◆ What is being asked: Look through the material below. Copy each line that contains the string "Vincent".

Data records:
START
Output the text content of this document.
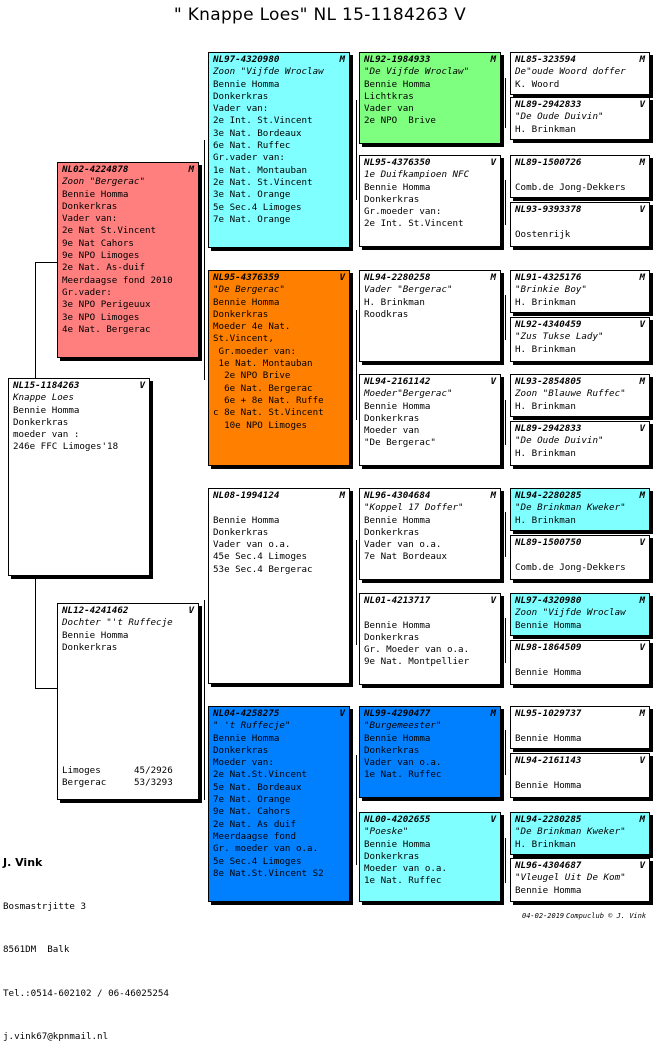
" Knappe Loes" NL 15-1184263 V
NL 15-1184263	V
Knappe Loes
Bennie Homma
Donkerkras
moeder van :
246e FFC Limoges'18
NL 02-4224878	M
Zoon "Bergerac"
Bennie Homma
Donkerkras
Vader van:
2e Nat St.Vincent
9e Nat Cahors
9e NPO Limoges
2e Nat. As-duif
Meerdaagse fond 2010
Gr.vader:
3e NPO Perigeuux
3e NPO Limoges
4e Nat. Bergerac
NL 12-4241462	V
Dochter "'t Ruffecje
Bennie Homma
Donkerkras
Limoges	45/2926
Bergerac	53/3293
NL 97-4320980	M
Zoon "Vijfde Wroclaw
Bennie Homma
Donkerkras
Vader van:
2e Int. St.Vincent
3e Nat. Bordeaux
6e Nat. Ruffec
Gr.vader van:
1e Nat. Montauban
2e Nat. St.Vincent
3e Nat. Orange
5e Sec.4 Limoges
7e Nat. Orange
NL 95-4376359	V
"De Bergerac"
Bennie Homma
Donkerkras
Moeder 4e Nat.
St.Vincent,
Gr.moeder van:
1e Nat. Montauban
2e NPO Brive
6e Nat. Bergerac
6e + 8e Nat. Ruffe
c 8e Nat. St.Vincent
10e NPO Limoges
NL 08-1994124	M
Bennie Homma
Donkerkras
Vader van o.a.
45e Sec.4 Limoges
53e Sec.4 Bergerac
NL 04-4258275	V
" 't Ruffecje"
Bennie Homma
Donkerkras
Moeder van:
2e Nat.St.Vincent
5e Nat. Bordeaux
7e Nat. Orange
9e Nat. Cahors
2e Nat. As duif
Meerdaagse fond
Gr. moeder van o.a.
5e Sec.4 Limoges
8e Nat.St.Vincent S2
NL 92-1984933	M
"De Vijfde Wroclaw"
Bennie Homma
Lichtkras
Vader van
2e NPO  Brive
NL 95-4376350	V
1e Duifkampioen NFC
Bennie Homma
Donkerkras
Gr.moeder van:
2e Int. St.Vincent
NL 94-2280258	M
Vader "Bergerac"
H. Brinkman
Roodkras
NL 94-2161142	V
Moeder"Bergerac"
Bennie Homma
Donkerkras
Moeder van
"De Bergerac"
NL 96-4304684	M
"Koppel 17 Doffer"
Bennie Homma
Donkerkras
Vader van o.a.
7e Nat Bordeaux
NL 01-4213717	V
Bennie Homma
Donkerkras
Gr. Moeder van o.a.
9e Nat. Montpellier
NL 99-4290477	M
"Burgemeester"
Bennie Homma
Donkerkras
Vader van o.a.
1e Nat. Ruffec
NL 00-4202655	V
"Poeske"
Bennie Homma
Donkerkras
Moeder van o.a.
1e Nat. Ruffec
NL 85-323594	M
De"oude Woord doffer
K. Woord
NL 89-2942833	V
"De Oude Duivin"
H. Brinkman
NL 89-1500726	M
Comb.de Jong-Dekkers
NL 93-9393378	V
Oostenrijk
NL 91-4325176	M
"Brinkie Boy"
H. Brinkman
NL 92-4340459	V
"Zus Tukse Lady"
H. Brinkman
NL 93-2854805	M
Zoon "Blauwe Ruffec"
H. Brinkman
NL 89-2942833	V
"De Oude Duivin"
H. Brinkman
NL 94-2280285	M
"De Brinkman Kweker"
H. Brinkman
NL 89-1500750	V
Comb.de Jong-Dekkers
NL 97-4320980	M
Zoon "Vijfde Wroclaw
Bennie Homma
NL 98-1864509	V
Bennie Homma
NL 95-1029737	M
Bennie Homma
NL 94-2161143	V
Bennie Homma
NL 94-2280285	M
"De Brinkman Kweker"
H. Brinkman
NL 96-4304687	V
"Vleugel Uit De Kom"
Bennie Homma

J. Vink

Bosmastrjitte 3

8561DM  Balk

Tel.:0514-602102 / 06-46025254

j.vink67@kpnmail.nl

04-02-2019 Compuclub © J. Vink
END
◆ Completed exercise:
2e Nat St.Vincent
2e Int. St.Vincent
2e Nat. St.Vincent
St.Vincent,
c 8e Nat. St.Vincent
2e Nat.St.Vincent
8e Nat.St.Vincent S2
2e Int. St.Vincent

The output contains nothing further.